Return the full material exactly.

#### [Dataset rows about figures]
--------

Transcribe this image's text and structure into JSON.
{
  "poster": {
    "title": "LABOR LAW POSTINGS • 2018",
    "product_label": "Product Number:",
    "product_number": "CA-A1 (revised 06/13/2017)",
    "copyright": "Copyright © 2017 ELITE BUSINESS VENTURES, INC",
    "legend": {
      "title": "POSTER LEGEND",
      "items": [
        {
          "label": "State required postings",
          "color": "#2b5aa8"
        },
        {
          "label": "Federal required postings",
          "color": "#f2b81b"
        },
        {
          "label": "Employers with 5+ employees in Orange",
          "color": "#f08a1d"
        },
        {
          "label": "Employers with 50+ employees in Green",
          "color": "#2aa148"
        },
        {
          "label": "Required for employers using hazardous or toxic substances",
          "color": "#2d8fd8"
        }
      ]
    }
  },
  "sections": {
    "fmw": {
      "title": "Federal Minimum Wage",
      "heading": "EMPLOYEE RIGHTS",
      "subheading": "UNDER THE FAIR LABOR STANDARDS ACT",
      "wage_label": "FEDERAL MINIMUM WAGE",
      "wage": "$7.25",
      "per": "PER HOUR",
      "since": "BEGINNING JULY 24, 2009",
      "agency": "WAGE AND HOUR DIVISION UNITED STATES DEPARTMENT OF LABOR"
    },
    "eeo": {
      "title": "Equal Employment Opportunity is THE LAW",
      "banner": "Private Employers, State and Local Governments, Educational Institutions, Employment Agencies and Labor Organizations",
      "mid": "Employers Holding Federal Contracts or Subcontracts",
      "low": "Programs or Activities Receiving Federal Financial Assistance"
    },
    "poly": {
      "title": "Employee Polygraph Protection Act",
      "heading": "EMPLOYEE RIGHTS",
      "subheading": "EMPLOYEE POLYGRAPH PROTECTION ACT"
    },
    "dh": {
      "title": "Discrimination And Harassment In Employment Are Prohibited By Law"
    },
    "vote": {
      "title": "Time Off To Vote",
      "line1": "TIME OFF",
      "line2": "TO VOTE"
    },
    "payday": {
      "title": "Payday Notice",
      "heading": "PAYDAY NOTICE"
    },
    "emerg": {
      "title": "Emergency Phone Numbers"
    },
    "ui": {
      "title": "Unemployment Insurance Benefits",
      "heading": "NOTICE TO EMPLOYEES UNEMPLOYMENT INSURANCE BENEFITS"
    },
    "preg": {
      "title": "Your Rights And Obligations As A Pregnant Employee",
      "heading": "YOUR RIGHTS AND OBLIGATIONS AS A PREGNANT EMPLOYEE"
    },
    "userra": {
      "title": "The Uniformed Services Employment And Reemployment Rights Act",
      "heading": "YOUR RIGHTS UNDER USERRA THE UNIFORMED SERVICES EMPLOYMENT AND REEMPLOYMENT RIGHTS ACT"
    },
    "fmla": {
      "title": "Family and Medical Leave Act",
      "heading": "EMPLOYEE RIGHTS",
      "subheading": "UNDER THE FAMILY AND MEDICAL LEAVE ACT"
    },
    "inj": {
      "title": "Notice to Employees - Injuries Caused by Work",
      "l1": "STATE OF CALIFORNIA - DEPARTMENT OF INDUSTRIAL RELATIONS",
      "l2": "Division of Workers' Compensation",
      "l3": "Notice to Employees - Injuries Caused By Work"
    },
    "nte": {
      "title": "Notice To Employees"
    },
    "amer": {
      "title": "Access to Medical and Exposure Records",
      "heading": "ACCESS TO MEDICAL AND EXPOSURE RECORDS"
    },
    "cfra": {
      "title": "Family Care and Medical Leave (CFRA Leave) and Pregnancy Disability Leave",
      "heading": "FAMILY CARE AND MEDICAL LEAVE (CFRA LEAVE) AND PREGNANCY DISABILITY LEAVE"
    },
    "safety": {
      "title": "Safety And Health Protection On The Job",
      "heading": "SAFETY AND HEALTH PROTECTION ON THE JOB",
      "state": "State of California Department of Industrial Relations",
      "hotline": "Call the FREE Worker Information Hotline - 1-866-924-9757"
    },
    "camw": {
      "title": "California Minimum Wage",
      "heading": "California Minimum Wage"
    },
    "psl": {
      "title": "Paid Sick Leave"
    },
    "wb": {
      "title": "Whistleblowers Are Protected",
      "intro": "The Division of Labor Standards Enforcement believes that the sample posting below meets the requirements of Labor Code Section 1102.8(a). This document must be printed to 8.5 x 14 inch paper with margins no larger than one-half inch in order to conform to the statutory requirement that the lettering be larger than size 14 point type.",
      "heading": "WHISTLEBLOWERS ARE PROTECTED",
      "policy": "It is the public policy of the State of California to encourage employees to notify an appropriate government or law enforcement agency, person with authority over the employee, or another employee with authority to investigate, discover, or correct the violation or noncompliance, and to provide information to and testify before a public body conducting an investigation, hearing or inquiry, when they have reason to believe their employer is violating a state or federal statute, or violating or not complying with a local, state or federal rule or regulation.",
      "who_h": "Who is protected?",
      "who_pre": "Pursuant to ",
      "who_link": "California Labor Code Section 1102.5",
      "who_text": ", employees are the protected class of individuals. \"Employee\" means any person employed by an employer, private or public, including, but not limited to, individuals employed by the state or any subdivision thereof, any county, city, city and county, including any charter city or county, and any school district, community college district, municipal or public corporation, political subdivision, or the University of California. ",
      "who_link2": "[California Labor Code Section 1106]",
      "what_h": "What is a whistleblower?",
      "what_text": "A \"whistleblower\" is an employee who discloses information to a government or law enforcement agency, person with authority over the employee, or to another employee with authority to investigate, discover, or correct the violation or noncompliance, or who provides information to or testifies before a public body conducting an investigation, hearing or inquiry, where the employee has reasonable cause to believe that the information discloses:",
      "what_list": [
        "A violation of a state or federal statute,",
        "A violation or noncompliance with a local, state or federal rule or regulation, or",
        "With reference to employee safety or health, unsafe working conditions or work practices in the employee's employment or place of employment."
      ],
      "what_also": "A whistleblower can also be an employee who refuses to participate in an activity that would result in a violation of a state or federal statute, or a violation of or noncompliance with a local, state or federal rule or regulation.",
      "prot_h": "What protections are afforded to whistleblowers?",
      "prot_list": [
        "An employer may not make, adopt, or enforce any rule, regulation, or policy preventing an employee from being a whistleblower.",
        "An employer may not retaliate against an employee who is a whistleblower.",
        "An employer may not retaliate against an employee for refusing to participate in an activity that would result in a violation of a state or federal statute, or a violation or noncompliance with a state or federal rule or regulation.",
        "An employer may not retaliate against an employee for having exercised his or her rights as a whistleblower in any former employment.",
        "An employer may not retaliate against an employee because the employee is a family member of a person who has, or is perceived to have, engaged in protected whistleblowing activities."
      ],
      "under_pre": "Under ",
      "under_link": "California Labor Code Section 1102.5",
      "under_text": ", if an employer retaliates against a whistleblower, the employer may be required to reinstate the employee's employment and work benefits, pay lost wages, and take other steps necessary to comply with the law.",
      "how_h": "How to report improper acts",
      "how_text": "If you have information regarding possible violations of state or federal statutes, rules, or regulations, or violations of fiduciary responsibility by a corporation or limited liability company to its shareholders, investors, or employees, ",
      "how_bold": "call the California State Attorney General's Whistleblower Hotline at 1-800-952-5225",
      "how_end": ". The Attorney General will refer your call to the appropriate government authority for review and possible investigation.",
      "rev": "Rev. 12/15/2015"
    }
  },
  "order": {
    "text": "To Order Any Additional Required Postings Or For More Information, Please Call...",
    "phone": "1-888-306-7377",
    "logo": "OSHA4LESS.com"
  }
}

--------

#### [Result of this exercise]
Transcribe this image's text and structure into JSON.
{
  "poster": {
    "title": "LABOR LAW POSTINGS • 2018",
    "product_label": "Product Number:",
    "product_number": "CA-A1 (revised 06/13/2017)",
    "copyright": "Copyright © 2017 ELITE BUSINESS VENTURES, INC",
    "legend": {
      "title": "POSTER LEGEND",
      "items": [
        {
          "label": "State required postings",
          "color": "#2b5aa8"
        },
        {
          "label": "Federal required postings",
          "color": "#f2b81b"
        },
        {
          "label": "Employers with 5+ employees in Orange",
          "color": "#f08a1d"
        },
        {
          "label": "Employers with 50+ employees in Green",
          "color": "#2aa148"
        },
        {
          "label": "Required for employers using hazardous or toxic substances",
          "color": "#2d8fd8"
        }
      ]
    }
  },
  "sections": {
    "fmw": {
      "title": "Federal Minimum Wage",
      "heading": "EMPLOYEE RIGHTS",
      "subheading": "UNDER THE FAIR LABOR STANDARDS ACT",
      "wage_label": "FEDERAL MINIMUM WAGE",
      "wage": "$7.25",
      "per": "PER HOUR",
      "since": "BEGINNING JULY 24, 2009",
      "agency": "WAGE AND HOUR DIVISION UNITED STATES DEPARTMENT OF LABOR"
    },
    "eeo": {
      "title": "Equal Employment Opportunity is THE LAW",
      "banner": "Private Employers, State and Local Governments, Educational Institutions, Employment Agencies and Labor Organizations",
      "mid": "Employers Holding Federal Contracts or Subcontracts",
      "low": "Programs or Activities Receiving Federal Financial Assistance"
    },
    "poly": {
      "title": "Employee Polygraph Protection Act",
      "heading": "EMPLOYEE RIGHTS",
      "subheading": "EMPLOYEE POLYGRAPH PROTECTION ACT"
    },
    "dh": {
      "title": "Discrimination And Harassment In Employment Are Prohibited By Law"
    },
    "vote": {
      "title": "Time Off To Vote",
      "line1": "TIME OFF",
      "line2": "TO VOTE"
    },
    "payday": {
      "title": "Payday Notice",
      "heading": "PAYDAY NOTICE"
    },
    "emerg": {
      "title": "Emergency Phone Numbers"
    },
    "ui": {
      "title": "Unemployment Insurance Benefits",
      "heading": "NOTICE TO EMPLOYEES UNEMPLOYMENT INSURANCE BENEFITS"
    },
    "preg": {
      "title": "Your Rights And Obligations As A Pregnant Employee",
      "heading": "YOUR RIGHTS AND OBLIGATIONS AS A PREGNANT EMPLOYEE"
    },
    "userra": {
      "title": "The Uniformed Services Employment And Reemployment Rights Act",
      "heading": "YOUR RIGHTS UNDER USERRA THE UNIFORMED SERVICES EMPLOYMENT AND REEMPLOYMENT RIGHTS ACT"
    },
    "fmla": {
      "title": "Family and Medical Leave Act",
      "heading": "EMPLOYEE RIGHTS",
      "subheading": "UNDER THE FAMILY AND MEDICAL LEAVE ACT"
    },
    "inj": {
      "title": "Notice to Employees - Injuries Caused by Work",
      "l1": "STATE OF CALIFORNIA - DEPARTMENT OF INDUSTRIAL RELATIONS",
      "l2": "Division of Workers' Compensation",
      "l3": "Notice to Employees - Injuries Caused By Work"
    },
    "nte": {
      "title": "Notice To Employees"
    },
    "amer": {
      "title": "Access to Medical and Exposure Records",
      "heading": "ACCESS TO MEDICAL AND EXPOSURE RECORDS"
    },
    "cfra": {
      "title": "Family Care and Medical Leave (CFRA Leave) and Pregnancy Disability Leave",
      "heading": "FAMILY CARE AND MEDICAL LEAVE (CFRA LEAVE) AND PREGNANCY DISABILITY LEAVE"
    },
    "safety": {
      "title": "Safety And Health Protection On The Job",
      "heading": "SAFETY AND HEALTH PROTECTION ON THE JOB",
      "state": "State of California Department of Industrial Relations",
      "hotline": "Call the FREE Worker Information Hotline - 1-866-924-9757"
    },
    "camw": {
      "title": "California Minimum Wage",
      "heading": "California Minimum Wage"
    },
    "psl": {
      "title": "Paid Sick Leave"
    },
    "wb": {
      "title": "Whistleblowers Are Protected",
      "intro": "The Division of Labor Standards Enforcement believes that the sample posting below meets the requirements of Labor Code Section 1102.8(a). This document must be printed to 8.5 x 14 inch paper with margins no larger than one-half inch in order to conform to the statutory requirement that the lettering be larger than size 14 point type.",
      "heading": "WHISTLEBLOWERS ARE PROTECTED",
      "policy": "It is the public policy of the State of California to encourage employees to notify an appropriate government or law enforcement agency, person with authority over the employee, or another employee with authority to investigate, discover, or correct the violation or noncompliance, and to provide information to and testify before a public body conducting an investigation, hearing or inquiry, when they have reason to believe their employer is violating a state or federal statute, or violating or not complying with a local, state or federal rule or regulation.",
      "who_h": "Who is protected?",
      "who_pre": "Pursuant to ",
      "who_link": "California Labor Code Section 1102.5",
      "who_text": ", employees are the protected class of individuals. \"Employee\" means any person employed by an employer, private or public, including, but not limited to, individuals employed by the state or any subdivision thereof, any county, city, city and county, including any charter city or county, and any school district, community college district, municipal or public corporation, political subdivision, or the University of California. ",
      "who_link2": "[California Labor Code Section 1106]",
      "what_h": "What is a whistleblower?",
      "what_text": "A \"whistleblower\" is an employee who discloses information to a government or law enforcement agency, person with authority over the employee, or to another employee with authority to investigate, discover, or correct the violation or noncompliance, or who provides information to or testifies before a public body conducting an investigation, hearing or inquiry, where the employee has reasonable cause to believe that the information discloses:",
      "what_list": [
        "A violation of a state or federal statute,",
        "A violation or noncompliance with a local, state or federal rule or regulation, or",
        "With reference to employee safety or health, unsafe working conditions or work practices in the employee's employment or place of employment."
      ],
      "what_also": "A whistleblower can also be an employee who refuses to participate in an activity that would result in a violation of a state or federal statute, or a violation of or noncompliance with a local, state or federal rule or regulation.",
      "prot_h": "What protections are afforded to whistleblowers?",
      "prot_list": [
        "An employer may not make, adopt, or enforce any rule, regulation, or policy preventing an employee from being a whistleblower.",
        "An employer may not retaliate against an employee who is a whistleblower.",
        "An employer may not retaliate against an employee for refusing to participate in an activity that would result in a violation of a state or federal statute, or a violation or noncompliance with a state or federal rule or regulation.",
        "An employer may not retaliate against an employee for having exercised his or her rights as a whistleblower in any former employment.",
        "An employer may not retaliate against an employee because the employee is a family member of a person who has, or is perceived to have, engaged in protected whistleblowing activities."
      ],
      "under_pre": "Under ",
      "under_link": "California Labor Code Section 1102.5",
      "under_text": ", if an employer retaliates against a whistleblower, the employer may be required to reinstate the employee's employment and work benefits, pay lost wages, and take other steps necessary to comply with the law.",
      "how_h": "How to report improper acts",
      "how_text": "If you have information regarding possible violations of state or federal statutes, rules, or regulations, or violations of fiduciary responsibility by a corporation or limited liability company to its shareholders, investors, or employees, ",
      "how_bold": "call the California State Attorney General's Whistleblower Hotline at 1-800-952-5225",
      "how_end": ". The Attorney General will refer your call to the appropriate government authority for review and possible investigation.",
      "rev": "Rev. 12/15/2015"
    }
  },
  "order": {
    "text": "To Order Any Additional Required Postings Or For More Information, Please Call...",
    "phone": "1-888-306-7377",
    "logo": "OSHA4LESS.com"
  }
}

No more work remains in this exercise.